=== PASSAGE ===
# No need to glue pvc to washer box ...



## chonkie (Jul 31, 2014)

Removed a washer box, house is maybe 20 years old. Pvc fell out of the box without pulling. Primer was used on the pipe, but not on the box. Never a leak since the WM hose goes into the pipe.


----------



## plumber11928 (Feb 18, 2015)

Don't prime a ftg here and there, you wouldn't believe how much money you can save in buying primer. It's all about the bottom end.


----------



## chonkie (Jul 31, 2014)

plumber11928 said:


> Don't prime a ftg here and there, you wouldn't believe how much money you can save in buying primer. It's all about the bottom end.


Save $ in time too. Probably a few seconds each fitting skipped. That all adds up.


----------



## plumbdrum (Nov 30, 2013)

Just use 1 step glue


----------



## GREENPLUM (Jul 27, 2008)

What are washing machine outlet boxes made of? 

Polypropylene?


----------



## Nathan901 (Feb 11, 2012)

When I saw this on the main screen, all I could see was "no need to glue pvc to".

For some reason I knew what the rest of the sentence was.


----------



## ace4548 (Feb 10, 2015)

I was with out HVAC guy installing a rooftop unit.. At the very end I had to glue a small trap for the condensate. The HVAC guy tells me don't worry about glueing it, they aren't that important anyways... While he wasn't looking I threw some glue in lol


----------



## Debo22 (Feb 15, 2015)

ace4548 said:


> I was with out HVAC guy installing a rooftop unit.. At the very end I had to glue a small trap for the condensate. The HVAC guy tells me don't worry about glueing it, they aren't that important anyways... While he wasn't looking I threw some glue in lol


Here they want them in copper, the inspectors relaxed a little on that code when tweakers kept stealing it.


----------



## chonkie (Jul 31, 2014)

ace4548 said:


> I was with out HVAC guy installing a rooftop unit.. At the very end I had to glue a small trap for the condensate. The HVAC guy tells me don't worry about glueing it, they aren't that important anyways... While he wasn't looking I threw some glue in lol


Yeah, common problem with the condensate line not being glued. When I did a/c service, I had a little air ram deal to clear the line, just a co2 cartridge in a holder. Had a few blow apart in the walls, that's fun.


----------



## chonkie (Jul 31, 2014)

plumbdrum said:


> Just use 1 step glue


How about one step primer? No need for glue ... these guys were innovators.


----------



## chonkie (Jul 31, 2014)

chonkie said:


> When I did a/c service, I had a little air ram deal to clear the line, just a co2 cartridge in a holder.



Found it at the bottom of my tool box today. Migrated there after years of non use.


----------



## Gargalaxy (Aug 14, 2013)

chonkie said:


> Found it at the bottom of my tool box today. Migrated there after years of non use.


Gallo gun.... work really good on condensation drain line.


----------



## chonkie (Jul 31, 2014)

Gargalaxy said:


> Gallo gun.... work really good on condensation drain line.


Thanks, I never knew the name of it, guys i worked with called it the drain gun. Is Gallo the brand or the generic term? There are no brand markings on mine.

=== GIVEN TASK ===
Answer these from the forum thread:
(a) In the first post, what was used on the pipe but not on the washer box?
(b) What was the tool chonkie used to clear condensate lines during a/c service?
(c) What did the people chonkie worked with call the tool that Gargalaxy names a Gallo gun?

=== DATA LINES ===
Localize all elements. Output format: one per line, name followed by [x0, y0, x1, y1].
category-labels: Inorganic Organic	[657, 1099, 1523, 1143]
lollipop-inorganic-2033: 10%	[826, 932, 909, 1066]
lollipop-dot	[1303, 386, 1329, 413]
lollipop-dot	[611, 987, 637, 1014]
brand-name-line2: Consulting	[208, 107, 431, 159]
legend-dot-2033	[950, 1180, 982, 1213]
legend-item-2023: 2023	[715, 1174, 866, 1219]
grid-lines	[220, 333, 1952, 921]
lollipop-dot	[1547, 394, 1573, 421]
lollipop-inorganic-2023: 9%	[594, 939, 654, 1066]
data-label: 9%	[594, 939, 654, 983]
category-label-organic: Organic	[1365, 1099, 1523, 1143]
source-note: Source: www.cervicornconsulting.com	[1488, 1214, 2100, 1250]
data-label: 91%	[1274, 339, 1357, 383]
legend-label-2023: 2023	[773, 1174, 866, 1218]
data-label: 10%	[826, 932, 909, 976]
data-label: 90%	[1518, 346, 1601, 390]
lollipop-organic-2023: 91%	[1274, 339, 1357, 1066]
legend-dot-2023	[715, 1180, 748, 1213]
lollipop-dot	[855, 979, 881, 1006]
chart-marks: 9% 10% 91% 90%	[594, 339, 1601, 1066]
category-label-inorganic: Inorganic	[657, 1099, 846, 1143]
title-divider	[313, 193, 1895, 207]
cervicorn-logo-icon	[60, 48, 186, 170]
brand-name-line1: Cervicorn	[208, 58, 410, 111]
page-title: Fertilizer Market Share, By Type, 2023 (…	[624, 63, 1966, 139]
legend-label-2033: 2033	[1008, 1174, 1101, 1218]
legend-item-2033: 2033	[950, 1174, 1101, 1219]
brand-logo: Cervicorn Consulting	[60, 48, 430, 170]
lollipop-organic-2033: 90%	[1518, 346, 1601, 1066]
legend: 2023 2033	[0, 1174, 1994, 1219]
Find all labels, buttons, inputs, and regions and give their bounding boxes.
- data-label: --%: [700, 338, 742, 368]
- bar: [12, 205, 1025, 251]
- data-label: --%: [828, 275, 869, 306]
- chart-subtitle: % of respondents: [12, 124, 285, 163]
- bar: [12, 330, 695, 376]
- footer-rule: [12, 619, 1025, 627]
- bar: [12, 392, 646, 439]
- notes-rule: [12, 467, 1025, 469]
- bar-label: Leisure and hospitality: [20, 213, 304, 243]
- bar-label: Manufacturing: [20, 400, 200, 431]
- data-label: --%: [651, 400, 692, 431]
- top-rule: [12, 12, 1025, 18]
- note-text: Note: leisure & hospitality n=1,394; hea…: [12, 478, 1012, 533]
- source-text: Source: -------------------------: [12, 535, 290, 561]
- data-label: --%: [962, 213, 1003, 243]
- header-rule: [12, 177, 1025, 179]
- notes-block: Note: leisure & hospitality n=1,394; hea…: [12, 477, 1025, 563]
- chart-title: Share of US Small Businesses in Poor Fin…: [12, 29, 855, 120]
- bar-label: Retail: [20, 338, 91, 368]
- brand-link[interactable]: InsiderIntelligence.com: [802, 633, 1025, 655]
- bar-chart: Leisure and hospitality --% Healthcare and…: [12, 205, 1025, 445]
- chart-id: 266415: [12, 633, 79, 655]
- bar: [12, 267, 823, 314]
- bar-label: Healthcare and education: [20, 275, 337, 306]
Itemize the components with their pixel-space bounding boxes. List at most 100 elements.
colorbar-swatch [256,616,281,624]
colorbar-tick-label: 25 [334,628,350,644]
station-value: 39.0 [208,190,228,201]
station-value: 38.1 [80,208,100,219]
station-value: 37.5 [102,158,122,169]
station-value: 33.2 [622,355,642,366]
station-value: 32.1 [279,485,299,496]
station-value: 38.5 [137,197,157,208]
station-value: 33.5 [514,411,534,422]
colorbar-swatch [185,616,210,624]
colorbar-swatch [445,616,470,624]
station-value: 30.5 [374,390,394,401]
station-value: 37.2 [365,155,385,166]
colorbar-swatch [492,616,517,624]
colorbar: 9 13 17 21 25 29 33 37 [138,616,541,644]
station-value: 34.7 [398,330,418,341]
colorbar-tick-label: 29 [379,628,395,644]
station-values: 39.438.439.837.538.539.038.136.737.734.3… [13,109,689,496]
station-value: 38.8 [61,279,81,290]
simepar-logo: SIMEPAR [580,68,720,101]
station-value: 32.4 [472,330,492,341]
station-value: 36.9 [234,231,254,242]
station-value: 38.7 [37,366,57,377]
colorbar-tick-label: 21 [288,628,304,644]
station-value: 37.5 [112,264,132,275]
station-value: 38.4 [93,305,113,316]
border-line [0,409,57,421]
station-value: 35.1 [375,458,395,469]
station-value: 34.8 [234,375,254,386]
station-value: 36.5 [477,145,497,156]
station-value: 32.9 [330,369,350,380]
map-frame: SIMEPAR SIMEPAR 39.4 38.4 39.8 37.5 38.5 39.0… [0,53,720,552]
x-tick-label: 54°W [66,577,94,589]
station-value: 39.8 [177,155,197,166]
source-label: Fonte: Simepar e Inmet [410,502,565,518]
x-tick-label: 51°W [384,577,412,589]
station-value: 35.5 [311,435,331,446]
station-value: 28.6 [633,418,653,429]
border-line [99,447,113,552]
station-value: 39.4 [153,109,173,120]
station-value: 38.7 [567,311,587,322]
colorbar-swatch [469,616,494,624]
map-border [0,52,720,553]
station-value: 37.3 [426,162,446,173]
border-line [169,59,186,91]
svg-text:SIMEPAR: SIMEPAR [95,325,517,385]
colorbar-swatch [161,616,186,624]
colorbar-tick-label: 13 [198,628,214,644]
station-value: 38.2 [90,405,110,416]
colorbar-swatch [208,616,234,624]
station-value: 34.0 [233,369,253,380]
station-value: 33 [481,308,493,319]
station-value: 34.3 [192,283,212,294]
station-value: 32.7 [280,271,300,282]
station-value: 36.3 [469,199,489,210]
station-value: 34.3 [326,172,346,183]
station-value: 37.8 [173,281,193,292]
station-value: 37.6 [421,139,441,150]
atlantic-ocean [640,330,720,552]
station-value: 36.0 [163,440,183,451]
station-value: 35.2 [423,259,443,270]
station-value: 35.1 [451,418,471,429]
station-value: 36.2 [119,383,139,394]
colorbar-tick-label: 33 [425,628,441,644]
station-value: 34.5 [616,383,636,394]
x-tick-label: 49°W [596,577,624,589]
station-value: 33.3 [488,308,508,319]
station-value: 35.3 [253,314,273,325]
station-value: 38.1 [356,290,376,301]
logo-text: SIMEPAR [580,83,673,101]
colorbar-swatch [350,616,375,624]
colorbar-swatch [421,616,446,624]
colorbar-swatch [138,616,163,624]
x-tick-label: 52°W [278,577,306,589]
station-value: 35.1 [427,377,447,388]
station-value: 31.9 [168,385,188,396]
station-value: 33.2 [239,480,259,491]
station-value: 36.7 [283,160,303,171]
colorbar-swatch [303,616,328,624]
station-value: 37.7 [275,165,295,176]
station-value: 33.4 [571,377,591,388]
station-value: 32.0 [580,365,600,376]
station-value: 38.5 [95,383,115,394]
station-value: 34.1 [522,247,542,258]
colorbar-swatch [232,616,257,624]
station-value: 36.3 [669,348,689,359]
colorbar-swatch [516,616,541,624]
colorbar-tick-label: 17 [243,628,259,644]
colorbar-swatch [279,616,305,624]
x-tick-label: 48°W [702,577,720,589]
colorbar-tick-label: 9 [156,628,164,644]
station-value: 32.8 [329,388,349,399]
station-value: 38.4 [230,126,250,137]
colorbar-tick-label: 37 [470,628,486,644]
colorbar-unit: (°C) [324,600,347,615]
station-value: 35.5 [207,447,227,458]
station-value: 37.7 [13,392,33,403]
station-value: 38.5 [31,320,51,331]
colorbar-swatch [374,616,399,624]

=== CORRECT RESPONSE ===
(a) Primer.
(b) A small air ram: a CO2 cartridge in a holder.
(c) The drain gun.